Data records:
>>

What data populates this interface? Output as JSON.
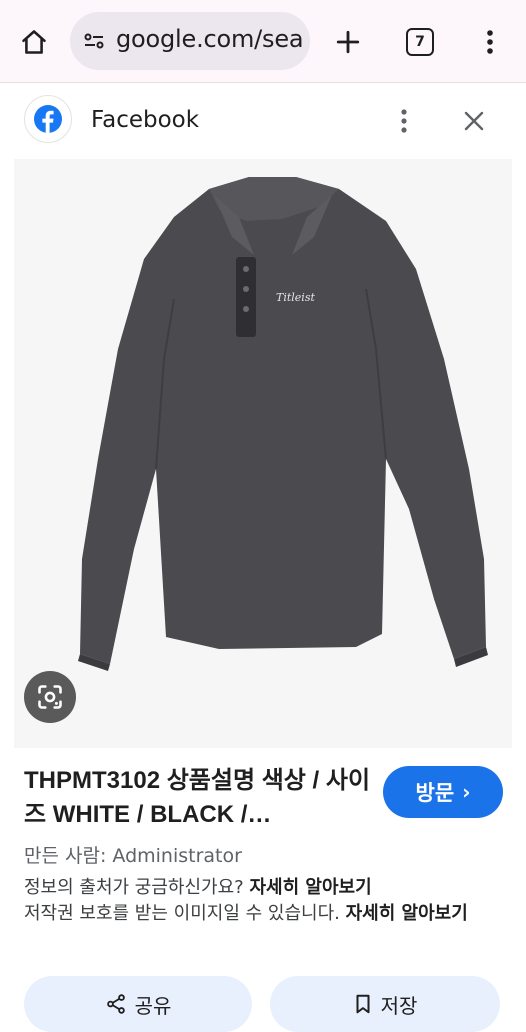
{
  "browser": {
    "url": "google.com/sea",
    "tab_count": "7"
  },
  "sheet": {
    "source_name": "Facebook"
  },
  "result": {
    "title": "THPMT3102 상품설명 색상 / 사이즈 WHITE / BLACK /…",
    "visit_label": "방문",
    "creator": "만든 사람: Administrator",
    "source_question": "정보의 출처가 궁금하신가요?",
    "learn_more": "자세히 알아보기",
    "copyright_notice": "저작권 보호를 받는 이미지일 수 있습니다.",
    "learn_more_2": "자세히 알아보기"
  },
  "actions": {
    "share_label": "공유",
    "save_label": "저장"
  },
  "image": {
    "logo_text": "Titleist"
  },
  "colors": {
    "accent": "#1a73e8",
    "facebook_blue": "#1877f2",
    "shirt": "#4a4a4f"
  }
}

<<

* AIM OF THE EXERCISE: Quote the data above in full, leaving out the pictures it holds.

* EXPECTED OUTPUT:
What data populates this interface? Output as JSON.
{
  "browser": {
    "url": "google.com/sea",
    "tab_count": "7"
  },
  "sheet": {
    "source_name": "Facebook"
  },
  "result": {
    "title": "THPMT3102 상품설명 색상 / 사이즈 WHITE / BLACK /…",
    "visit_label": "방문",
    "creator": "만든 사람: Administrator",
    "source_question": "정보의 출처가 궁금하신가요?",
    "learn_more": "자세히 알아보기",
    "copyright_notice": "저작권 보호를 받는 이미지일 수 있습니다.",
    "learn_more_2": "자세히 알아보기"
  },
  "actions": {
    "share_label": "공유",
    "save_label": "저장"
  },
  "image": {
    "logo_text": "Titleist"
  },
  "colors": {
    "accent": "#1a73e8",
    "facebook_blue": "#1877f2",
    "shirt": "#4a4a4f"
  }
}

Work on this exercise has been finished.